> Set exercise:
Below are records; work out how many of their lines contain "Most" and give only that number.

> Exercise data:
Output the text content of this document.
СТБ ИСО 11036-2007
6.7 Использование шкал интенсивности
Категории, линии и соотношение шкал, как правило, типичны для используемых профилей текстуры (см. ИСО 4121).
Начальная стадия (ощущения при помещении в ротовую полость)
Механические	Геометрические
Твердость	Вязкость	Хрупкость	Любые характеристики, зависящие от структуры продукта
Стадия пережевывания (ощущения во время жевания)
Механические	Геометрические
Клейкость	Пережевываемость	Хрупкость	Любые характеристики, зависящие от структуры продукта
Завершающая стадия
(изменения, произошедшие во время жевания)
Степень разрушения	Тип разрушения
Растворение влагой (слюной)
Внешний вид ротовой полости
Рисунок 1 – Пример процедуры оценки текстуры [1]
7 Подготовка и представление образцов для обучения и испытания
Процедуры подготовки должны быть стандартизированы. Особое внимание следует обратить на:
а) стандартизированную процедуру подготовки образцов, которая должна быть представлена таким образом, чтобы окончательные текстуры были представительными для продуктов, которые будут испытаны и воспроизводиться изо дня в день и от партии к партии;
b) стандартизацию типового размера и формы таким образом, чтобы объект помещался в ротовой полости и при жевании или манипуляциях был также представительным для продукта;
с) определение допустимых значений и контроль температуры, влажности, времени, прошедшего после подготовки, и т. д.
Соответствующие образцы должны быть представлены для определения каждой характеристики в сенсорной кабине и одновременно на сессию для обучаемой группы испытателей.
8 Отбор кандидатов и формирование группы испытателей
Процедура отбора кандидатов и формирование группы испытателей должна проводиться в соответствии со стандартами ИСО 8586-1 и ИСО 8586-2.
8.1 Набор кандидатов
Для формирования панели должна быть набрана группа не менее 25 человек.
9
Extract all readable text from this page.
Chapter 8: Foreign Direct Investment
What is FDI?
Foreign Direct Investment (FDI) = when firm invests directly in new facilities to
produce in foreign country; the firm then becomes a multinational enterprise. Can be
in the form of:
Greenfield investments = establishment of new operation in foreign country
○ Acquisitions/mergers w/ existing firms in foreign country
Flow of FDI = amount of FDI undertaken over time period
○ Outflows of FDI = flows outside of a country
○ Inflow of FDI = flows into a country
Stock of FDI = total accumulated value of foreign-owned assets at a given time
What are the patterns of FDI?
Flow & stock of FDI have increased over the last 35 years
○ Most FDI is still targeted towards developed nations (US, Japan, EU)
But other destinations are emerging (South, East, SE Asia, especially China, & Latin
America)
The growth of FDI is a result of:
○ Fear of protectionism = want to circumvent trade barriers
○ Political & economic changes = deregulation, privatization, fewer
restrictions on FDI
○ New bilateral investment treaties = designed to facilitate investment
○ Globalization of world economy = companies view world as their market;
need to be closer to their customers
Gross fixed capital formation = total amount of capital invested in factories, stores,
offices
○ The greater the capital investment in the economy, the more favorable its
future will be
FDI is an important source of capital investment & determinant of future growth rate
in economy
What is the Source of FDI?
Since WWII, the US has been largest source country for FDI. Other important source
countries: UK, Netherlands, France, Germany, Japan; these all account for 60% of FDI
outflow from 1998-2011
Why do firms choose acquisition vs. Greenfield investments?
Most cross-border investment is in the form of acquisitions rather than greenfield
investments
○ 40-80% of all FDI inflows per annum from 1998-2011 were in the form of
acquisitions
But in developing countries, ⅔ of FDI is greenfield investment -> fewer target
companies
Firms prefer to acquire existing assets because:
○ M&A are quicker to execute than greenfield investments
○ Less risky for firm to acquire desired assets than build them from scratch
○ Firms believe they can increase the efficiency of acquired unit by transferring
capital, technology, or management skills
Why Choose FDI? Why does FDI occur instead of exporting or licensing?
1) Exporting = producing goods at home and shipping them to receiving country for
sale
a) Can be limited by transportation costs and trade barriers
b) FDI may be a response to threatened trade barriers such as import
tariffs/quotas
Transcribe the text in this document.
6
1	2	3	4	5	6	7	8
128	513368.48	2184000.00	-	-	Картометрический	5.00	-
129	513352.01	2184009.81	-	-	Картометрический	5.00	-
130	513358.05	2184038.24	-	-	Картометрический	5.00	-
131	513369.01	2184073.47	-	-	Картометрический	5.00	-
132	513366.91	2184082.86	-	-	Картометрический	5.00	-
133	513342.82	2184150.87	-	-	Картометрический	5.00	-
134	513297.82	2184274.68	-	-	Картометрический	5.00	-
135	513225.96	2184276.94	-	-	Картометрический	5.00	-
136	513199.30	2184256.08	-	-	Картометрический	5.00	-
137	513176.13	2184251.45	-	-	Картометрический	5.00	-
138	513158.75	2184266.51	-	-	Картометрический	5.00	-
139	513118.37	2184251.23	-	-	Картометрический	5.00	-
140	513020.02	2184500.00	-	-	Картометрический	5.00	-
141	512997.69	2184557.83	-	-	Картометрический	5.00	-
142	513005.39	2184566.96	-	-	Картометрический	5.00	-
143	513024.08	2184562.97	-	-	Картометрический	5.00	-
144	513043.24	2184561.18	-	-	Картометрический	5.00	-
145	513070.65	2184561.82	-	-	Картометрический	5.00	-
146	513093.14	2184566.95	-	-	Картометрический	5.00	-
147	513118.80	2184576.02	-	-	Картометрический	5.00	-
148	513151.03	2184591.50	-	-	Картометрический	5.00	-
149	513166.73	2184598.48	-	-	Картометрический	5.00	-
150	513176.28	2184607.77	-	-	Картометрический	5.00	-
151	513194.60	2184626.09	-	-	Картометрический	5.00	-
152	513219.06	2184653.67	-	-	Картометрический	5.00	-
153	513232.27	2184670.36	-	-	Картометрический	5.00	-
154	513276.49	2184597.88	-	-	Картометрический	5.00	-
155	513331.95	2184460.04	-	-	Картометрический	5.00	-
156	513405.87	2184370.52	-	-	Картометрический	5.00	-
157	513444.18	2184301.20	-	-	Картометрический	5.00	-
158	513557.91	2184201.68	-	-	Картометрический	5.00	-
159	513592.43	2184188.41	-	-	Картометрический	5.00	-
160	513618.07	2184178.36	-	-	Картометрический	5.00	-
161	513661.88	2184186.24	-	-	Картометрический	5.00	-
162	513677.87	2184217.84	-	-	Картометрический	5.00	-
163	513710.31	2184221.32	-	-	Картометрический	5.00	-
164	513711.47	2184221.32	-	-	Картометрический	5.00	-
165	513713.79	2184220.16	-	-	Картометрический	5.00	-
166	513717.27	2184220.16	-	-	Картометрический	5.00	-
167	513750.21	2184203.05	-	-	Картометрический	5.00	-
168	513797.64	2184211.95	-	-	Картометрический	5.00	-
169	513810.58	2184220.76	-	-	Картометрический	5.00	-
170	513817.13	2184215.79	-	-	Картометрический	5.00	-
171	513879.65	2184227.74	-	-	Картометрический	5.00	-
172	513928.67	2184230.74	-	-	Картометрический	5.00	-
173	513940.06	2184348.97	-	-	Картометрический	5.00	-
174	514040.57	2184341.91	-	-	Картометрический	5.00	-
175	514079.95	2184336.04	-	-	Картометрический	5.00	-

> The reply:
2